Reproduce the records exactly.

● ● ● ●

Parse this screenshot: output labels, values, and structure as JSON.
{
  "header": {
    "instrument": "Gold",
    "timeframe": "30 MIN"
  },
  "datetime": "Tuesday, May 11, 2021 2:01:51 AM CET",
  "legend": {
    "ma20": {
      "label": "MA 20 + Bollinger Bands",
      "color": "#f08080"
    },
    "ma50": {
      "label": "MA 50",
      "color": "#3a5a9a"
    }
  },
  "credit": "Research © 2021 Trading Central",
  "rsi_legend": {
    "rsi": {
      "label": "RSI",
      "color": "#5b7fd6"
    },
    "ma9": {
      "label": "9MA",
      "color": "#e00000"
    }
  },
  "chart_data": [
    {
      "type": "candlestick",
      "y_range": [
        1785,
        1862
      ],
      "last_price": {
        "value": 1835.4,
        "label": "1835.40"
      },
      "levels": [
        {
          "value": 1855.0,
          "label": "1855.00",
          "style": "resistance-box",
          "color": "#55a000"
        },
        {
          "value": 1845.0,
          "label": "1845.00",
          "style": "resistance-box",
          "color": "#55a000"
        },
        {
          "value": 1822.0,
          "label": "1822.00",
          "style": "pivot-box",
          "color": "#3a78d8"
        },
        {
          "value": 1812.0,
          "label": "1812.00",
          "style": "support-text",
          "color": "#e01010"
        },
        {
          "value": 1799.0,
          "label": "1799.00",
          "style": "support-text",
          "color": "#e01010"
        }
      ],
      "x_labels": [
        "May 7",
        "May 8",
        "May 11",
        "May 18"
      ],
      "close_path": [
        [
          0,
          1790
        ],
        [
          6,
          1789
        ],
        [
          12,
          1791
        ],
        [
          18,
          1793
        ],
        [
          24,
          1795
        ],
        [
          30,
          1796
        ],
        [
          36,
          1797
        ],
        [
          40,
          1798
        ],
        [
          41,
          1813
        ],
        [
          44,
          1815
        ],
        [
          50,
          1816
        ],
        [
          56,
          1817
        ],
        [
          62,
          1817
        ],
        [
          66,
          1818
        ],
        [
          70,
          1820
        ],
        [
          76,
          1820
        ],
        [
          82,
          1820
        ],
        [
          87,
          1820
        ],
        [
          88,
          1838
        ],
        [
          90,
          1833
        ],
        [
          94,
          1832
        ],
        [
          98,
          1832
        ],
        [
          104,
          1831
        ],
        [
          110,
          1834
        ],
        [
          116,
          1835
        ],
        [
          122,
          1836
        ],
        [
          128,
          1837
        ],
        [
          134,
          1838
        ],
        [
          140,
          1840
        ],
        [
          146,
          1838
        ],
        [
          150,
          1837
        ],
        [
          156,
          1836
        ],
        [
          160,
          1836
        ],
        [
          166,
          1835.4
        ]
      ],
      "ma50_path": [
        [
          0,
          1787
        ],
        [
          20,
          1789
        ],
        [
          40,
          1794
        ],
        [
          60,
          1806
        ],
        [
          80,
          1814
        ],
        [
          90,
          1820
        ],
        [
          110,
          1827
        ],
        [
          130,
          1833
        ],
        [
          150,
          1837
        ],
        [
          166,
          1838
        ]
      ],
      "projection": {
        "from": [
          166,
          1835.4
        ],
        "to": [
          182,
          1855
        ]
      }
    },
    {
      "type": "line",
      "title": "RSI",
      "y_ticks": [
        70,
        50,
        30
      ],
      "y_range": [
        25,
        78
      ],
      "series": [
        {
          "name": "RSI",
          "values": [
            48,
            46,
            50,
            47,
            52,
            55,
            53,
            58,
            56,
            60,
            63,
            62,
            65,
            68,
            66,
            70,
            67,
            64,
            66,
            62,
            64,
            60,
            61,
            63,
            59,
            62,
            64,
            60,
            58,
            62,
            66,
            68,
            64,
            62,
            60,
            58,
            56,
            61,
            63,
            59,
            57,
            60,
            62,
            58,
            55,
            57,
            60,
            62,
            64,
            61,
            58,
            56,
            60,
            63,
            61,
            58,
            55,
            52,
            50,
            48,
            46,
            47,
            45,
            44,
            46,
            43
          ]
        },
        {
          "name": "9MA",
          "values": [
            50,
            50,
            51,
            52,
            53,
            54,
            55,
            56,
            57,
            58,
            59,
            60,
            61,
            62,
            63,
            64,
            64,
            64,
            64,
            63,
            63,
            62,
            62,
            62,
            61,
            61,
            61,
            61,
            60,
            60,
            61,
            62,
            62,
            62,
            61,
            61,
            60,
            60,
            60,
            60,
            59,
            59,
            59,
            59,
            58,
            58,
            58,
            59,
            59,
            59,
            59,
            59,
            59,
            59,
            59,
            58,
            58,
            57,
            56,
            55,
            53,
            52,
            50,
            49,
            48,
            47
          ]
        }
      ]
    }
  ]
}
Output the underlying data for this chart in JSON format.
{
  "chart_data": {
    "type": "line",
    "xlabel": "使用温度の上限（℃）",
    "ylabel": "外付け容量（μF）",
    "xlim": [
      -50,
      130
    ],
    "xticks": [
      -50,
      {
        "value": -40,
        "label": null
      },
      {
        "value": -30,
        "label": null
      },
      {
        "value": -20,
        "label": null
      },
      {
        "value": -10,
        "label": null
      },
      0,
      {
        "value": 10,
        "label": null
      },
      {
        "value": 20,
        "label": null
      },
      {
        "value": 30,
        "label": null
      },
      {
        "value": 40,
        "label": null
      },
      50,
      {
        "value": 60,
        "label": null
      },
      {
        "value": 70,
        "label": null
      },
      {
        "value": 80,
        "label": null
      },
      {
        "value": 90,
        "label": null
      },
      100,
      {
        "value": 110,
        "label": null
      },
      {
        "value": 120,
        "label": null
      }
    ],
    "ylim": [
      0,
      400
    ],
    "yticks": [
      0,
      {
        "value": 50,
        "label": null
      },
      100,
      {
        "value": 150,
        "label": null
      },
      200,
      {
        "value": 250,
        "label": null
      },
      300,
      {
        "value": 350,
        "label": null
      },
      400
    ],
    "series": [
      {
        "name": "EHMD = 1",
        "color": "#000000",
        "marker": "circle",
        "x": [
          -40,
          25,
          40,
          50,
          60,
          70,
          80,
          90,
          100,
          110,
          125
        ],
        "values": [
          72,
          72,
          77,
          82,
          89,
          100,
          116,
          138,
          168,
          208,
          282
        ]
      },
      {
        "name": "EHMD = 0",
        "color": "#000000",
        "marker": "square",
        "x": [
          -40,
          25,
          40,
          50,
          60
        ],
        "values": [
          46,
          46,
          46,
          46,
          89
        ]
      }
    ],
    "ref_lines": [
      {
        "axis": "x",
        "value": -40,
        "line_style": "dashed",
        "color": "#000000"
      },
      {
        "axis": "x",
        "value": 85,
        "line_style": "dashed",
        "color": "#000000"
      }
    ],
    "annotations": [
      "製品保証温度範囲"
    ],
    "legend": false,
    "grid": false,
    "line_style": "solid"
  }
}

● ● ● ●

WRITTEN RESPONSE:
Parse this screenshot: output labels, values, and structure as JSON.
{
  "header": {
    "instrument": "Gold",
    "timeframe": "30 MIN"
  },
  "datetime": "Tuesday, May 11, 2021 2:01:51 AM CET",
  "legend": {
    "ma20": {
      "label": "MA 20 + Bollinger Bands",
      "color": "#f08080"
    },
    "ma50": {
      "label": "MA 50",
      "color": "#3a5a9a"
    }
  },
  "credit": "Research © 2021 Trading Central",
  "rsi_legend": {
    "rsi": {
      "label": "RSI",
      "color": "#5b7fd6"
    },
    "ma9": {
      "label": "9MA",
      "color": "#e00000"
    }
  },
  "chart_data": [
    {
      "type": "candlestick",
      "y_range": [
        1785,
        1862
      ],
      "last_price": {
        "value": 1835.4,
        "label": "1835.40"
      },
      "levels": [
        {
          "value": 1855.0,
          "label": "1855.00",
          "style": "resistance-box",
          "color": "#55a000"
        },
        {
          "value": 1845.0,
          "label": "1845.00",
          "style": "resistance-box",
          "color": "#55a000"
        },
        {
          "value": 1822.0,
          "label": "1822.00",
          "style": "pivot-box",
          "color": "#3a78d8"
        },
        {
          "value": 1812.0,
          "label": "1812.00",
          "style": "support-text",
          "color": "#e01010"
        },
        {
          "value": 1799.0,
          "label": "1799.00",
          "style": "support-text",
          "color": "#e01010"
        }
      ],
      "x_labels": [
        "May 7",
        "May 8",
        "May 11",
        "May 18"
      ],
      "close_path": [
        [
          0,
          1790
        ],
        [
          6,
          1789
        ],
        [
          12,
          1791
        ],
        [
          18,
          1793
        ],
        [
          24,
          1795
        ],
        [
          30,
          1796
        ],
        [
          36,
          1797
        ],
        [
          40,
          1798
        ],
        [
          41,
          1813
        ],
        [
          44,
          1815
        ],
        [
          50,
          1816
        ],
        [
          56,
          1817
        ],
        [
          62,
          1817
        ],
        [
          66,
          1818
        ],
        [
          70,
          1820
        ],
        [
          76,
          1820
        ],
        [
          82,
          1820
        ],
        [
          87,
          1820
        ],
        [
          88,
          1838
        ],
        [
          90,
          1833
        ],
        [
          94,
          1832
        ],
        [
          98,
          1832
        ],
        [
          104,
          1831
        ],
        [
          110,
          1834
        ],
        [
          116,
          1835
        ],
        [
          122,
          1836
        ],
        [
          128,
          1837
        ],
        [
          134,
          1838
        ],
        [
          140,
          1840
        ],
        [
          146,
          1838
        ],
        [
          150,
          1837
        ],
        [
          156,
          1836
        ],
        [
          160,
          1836
        ],
        [
          166,
          1835.4
        ]
      ],
      "ma50_path": [
        [
          0,
          1787
        ],
        [
          20,
          1789
        ],
        [
          40,
          1794
        ],
        [
          60,
          1806
        ],
        [
          80,
          1814
        ],
        [
          90,
          1820
        ],
        [
          110,
          1827
        ],
        [
          130,
          1833
        ],
        [
          150,
          1837
        ],
        [
          166,
          1838
        ]
      ],
      "projection": {
        "from": [
          166,
          1835.4
        ],
        "to": [
          182,
          1855
        ]
      }
    },
    {
      "type": "line",
      "title": "RSI",
      "y_ticks": [
        70,
        50,
        30
      ],
      "y_range": [
        25,
        78
      ],
      "series": [
        {
          "name": "RSI",
          "values": [
            48,
            46,
            50,
            47,
            52,
            55,
            53,
            58,
            56,
            60,
            63,
            62,
            65,
            68,
            66,
            70,
            67,
            64,
            66,
            62,
            64,
            60,
            61,
            63,
            59,
            62,
            64,
            60,
            58,
            62,
            66,
            68,
            64,
            62,
            60,
            58,
            56,
            61,
            63,
            59,
            57,
            60,
            62,
            58,
            55,
            57,
            60,
            62,
            64,
            61,
            58,
            56,
            60,
            63,
            61,
            58,
            55,
            52,
            50,
            48,
            46,
            47,
            45,
            44,
            46,
            43
          ]
        },
        {
          "name": "9MA",
          "values": [
            50,
            50,
            51,
            52,
            53,
            54,
            55,
            56,
            57,
            58,
            59,
            60,
            61,
            62,
            63,
            64,
            64,
            64,
            64,
            63,
            63,
            62,
            62,
            62,
            61,
            61,
            61,
            61,
            60,
            60,
            61,
            62,
            62,
            62,
            61,
            61,
            60,
            60,
            60,
            60,
            59,
            59,
            59,
            59,
            58,
            58,
            58,
            59,
            59,
            59,
            59,
            59,
            59,
            59,
            59,
            58,
            58,
            57,
            56,
            55,
            53,
            52,
            50,
            49,
            48,
            47
          ]
        }
      ]
    }
  ]
}
Output the underlying data for this chart in JSON format.
{
  "chart_data": {
    "type": "line",
    "xlabel": "使用温度の上限（℃）",
    "ylabel": "外付け容量（μF）",
    "xlim": [
      -50,
      130
    ],
    "xticks": [
      -50,
      {
        "value": -40,
        "label": null
      },
      {
        "value": -30,
        "label": null
      },
      {
        "value": -20,
        "label": null
      },
      {
        "value": -10,
        "label": null
      },
      0,
      {
        "value": 10,
        "label": null
      },
      {
        "value": 20,
        "label": null
      },
      {
        "value": 30,
        "label": null
      },
      {
        "value": 40,
        "label": null
      },
      50,
      {
        "value": 60,
        "label": null
      },
      {
        "value": 70,
        "label": null
      },
      {
        "value": 80,
        "label": null
      },
      {
        "value": 90,
        "label": null
      },
      100,
      {
        "value": 110,
        "label": null
      },
      {
        "value": 120,
        "label": null
      }
    ],
    "ylim": [
      0,
      400
    ],
    "yticks": [
      0,
      {
        "value": 50,
        "label": null
      },
      100,
      {
        "value": 150,
        "label": null
      },
      200,
      {
        "value": 250,
        "label": null
      },
      300,
      {
        "value": 350,
        "label": null
      },
      400
    ],
    "series": [
      {
        "name": "EHMD = 1",
        "color": "#000000",
        "marker": "circle",
        "x": [
          -40,
          25,
          40,
          50,
          60,
          70,
          80,
          90,
          100,
          110,
          125
        ],
        "values": [
          72,
          72,
          77,
          82,
          89,
          100,
          116,
          138,
          168,
          208,
          282
        ]
      },
      {
        "name": "EHMD = 0",
        "color": "#000000",
        "marker": "square",
        "x": [
          -40,
          25,
          40,
          50,
          60
        ],
        "values": [
          46,
          46,
          46,
          46,
          89
        ]
      }
    ],
    "ref_lines": [
      {
        "axis": "x",
        "value": -40,
        "line_style": "dashed",
        "color": "#000000"
      },
      {
        "axis": "x",
        "value": 85,
        "line_style": "dashed",
        "color": "#000000"
      }
    ],
    "annotations": [
      "製品保証温度範囲"
    ],
    "legend": false,
    "grid": false,
    "line_style": "solid"
  }
}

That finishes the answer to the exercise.